STORED DATA =>
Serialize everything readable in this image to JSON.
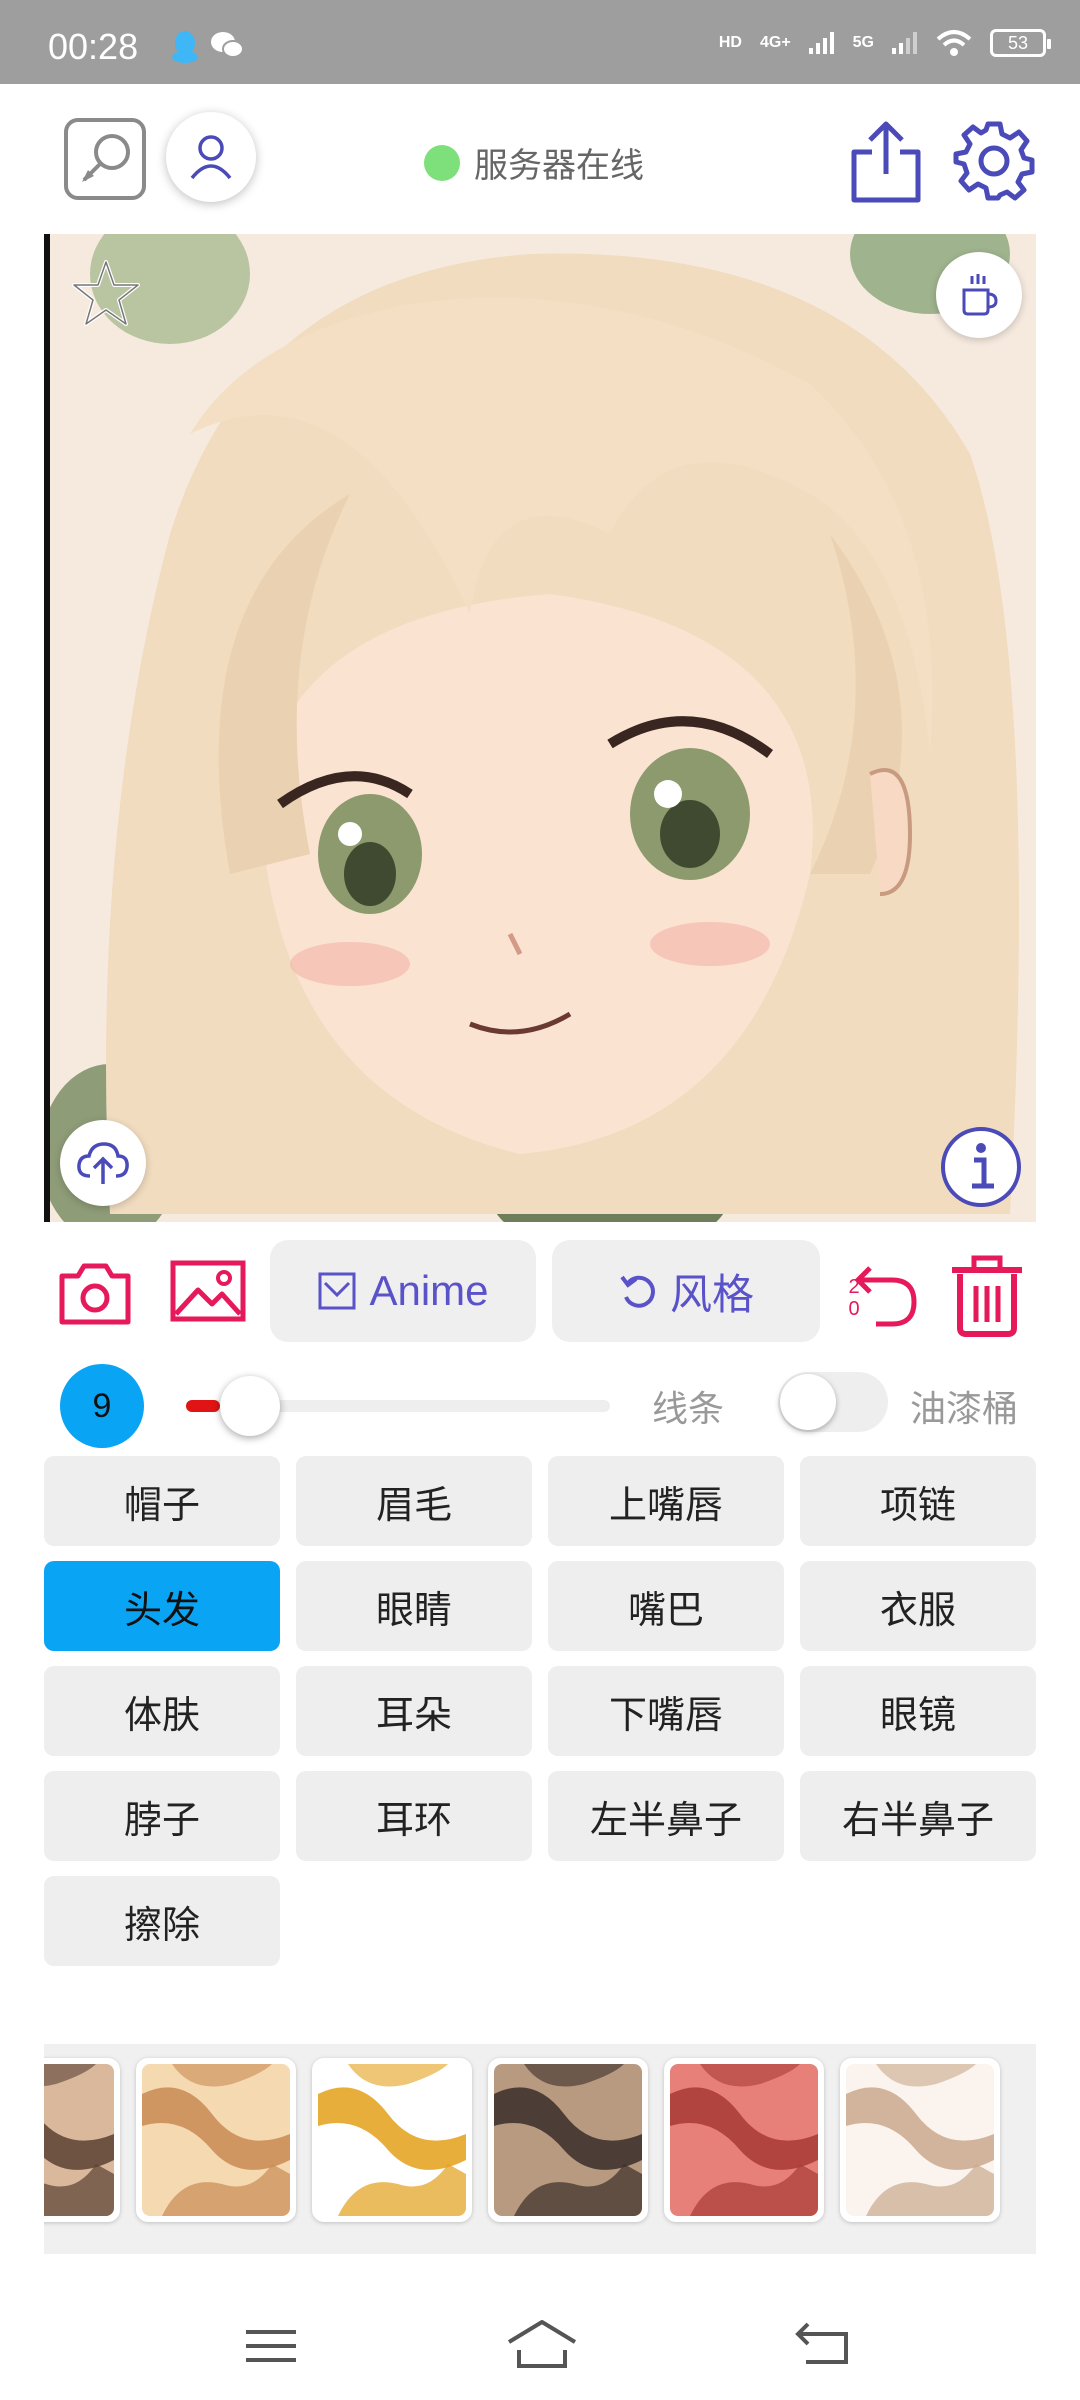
{
  "status_bar": {
    "time": "00:28",
    "network_labels": [
      "HD",
      "4G+",
      "5G"
    ],
    "battery": "53"
  },
  "header": {
    "server_status": "服务器在线",
    "server_status_color": "#7de07a",
    "icons": [
      "edit-icon",
      "user-icon",
      "share-icon",
      "gear-icon"
    ]
  },
  "canvas": {
    "icons": [
      "star-icon",
      "coffee-icon",
      "cloud-upload-icon",
      "info-icon"
    ]
  },
  "actions": {
    "anime_label": "Anime",
    "style_label": "风格",
    "undo_count_top": "2",
    "undo_count_bottom": "0",
    "icons": [
      "camera-icon",
      "image-icon",
      "undo-icon",
      "trash-icon"
    ]
  },
  "brush": {
    "size": "9",
    "slider_value": 0.08,
    "lines_label": "线条",
    "bucket_label": "油漆桶",
    "bucket_enabled": false
  },
  "parts": [
    {
      "label": "帽子",
      "active": false
    },
    {
      "label": "眉毛",
      "active": false
    },
    {
      "label": "上嘴唇",
      "active": false
    },
    {
      "label": "项链",
      "active": false
    },
    {
      "label": "头发",
      "active": true
    },
    {
      "label": "眼睛",
      "active": false
    },
    {
      "label": "嘴巴",
      "active": false
    },
    {
      "label": "衣服",
      "active": false
    },
    {
      "label": "体肤",
      "active": false
    },
    {
      "label": "耳朵",
      "active": false
    },
    {
      "label": "下嘴唇",
      "active": false
    },
    {
      "label": "眼镜",
      "active": false
    },
    {
      "label": "脖子",
      "active": false
    },
    {
      "label": "耳环",
      "active": false
    },
    {
      "label": "左半鼻子",
      "active": false
    },
    {
      "label": "右半鼻子",
      "active": false
    },
    {
      "label": "擦除",
      "active": false
    }
  ],
  "textures": [
    {
      "base": "#d9b89c",
      "accent": "#5a4033"
    },
    {
      "base": "#f5d9b0",
      "accent": "#c98a55"
    },
    {
      "base": "#ffffff",
      "accent": "#e3a019"
    },
    {
      "base": "#b89a80",
      "accent": "#3a2d2a"
    },
    {
      "base": "#e8807a",
      "accent": "#a83a36"
    },
    {
      "base": "#fbf4ee",
      "accent": "#c9a88c"
    }
  ],
  "theme": {
    "accent": "#5a52c9",
    "danger": "#e6195a",
    "selected": "#0aa4f5"
  }
}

WRITTEN REQUEST => Exactly reproduce each record, leaving out any pictures.

WRITTEN SOLUTION =>
Serialize everything readable in this image to JSON.
{
  "status_bar": {
    "time": "00:28",
    "network_labels": [
      "HD",
      "4G+",
      "5G"
    ],
    "battery": "53"
  },
  "header": {
    "server_status": "服务器在线",
    "server_status_color": "#7de07a",
    "icons": [
      "edit-icon",
      "user-icon",
      "share-icon",
      "gear-icon"
    ]
  },
  "canvas": {
    "icons": [
      "star-icon",
      "coffee-icon",
      "cloud-upload-icon",
      "info-icon"
    ]
  },
  "actions": {
    "anime_label": "Anime",
    "style_label": "风格",
    "undo_count_top": "2",
    "undo_count_bottom": "0",
    "icons": [
      "camera-icon",
      "image-icon",
      "undo-icon",
      "trash-icon"
    ]
  },
  "brush": {
    "size": "9",
    "slider_value": 0.08,
    "lines_label": "线条",
    "bucket_label": "油漆桶",
    "bucket_enabled": false
  },
  "parts": [
    {
      "label": "帽子",
      "active": false
    },
    {
      "label": "眉毛",
      "active": false
    },
    {
      "label": "上嘴唇",
      "active": false
    },
    {
      "label": "项链",
      "active": false
    },
    {
      "label": "头发",
      "active": true
    },
    {
      "label": "眼睛",
      "active": false
    },
    {
      "label": "嘴巴",
      "active": false
    },
    {
      "label": "衣服",
      "active": false
    },
    {
      "label": "体肤",
      "active": false
    },
    {
      "label": "耳朵",
      "active": false
    },
    {
      "label": "下嘴唇",
      "active": false
    },
    {
      "label": "眼镜",
      "active": false
    },
    {
      "label": "脖子",
      "active": false
    },
    {
      "label": "耳环",
      "active": false
    },
    {
      "label": "左半鼻子",
      "active": false
    },
    {
      "label": "右半鼻子",
      "active": false
    },
    {
      "label": "擦除",
      "active": false
    }
  ],
  "textures": [
    {
      "base": "#d9b89c",
      "accent": "#5a4033"
    },
    {
      "base": "#f5d9b0",
      "accent": "#c98a55"
    },
    {
      "base": "#ffffff",
      "accent": "#e3a019"
    },
    {
      "base": "#b89a80",
      "accent": "#3a2d2a"
    },
    {
      "base": "#e8807a",
      "accent": "#a83a36"
    },
    {
      "base": "#fbf4ee",
      "accent": "#c9a88c"
    }
  ],
  "theme": {
    "accent": "#5a52c9",
    "danger": "#e6195a",
    "selected": "#0aa4f5"
  }
}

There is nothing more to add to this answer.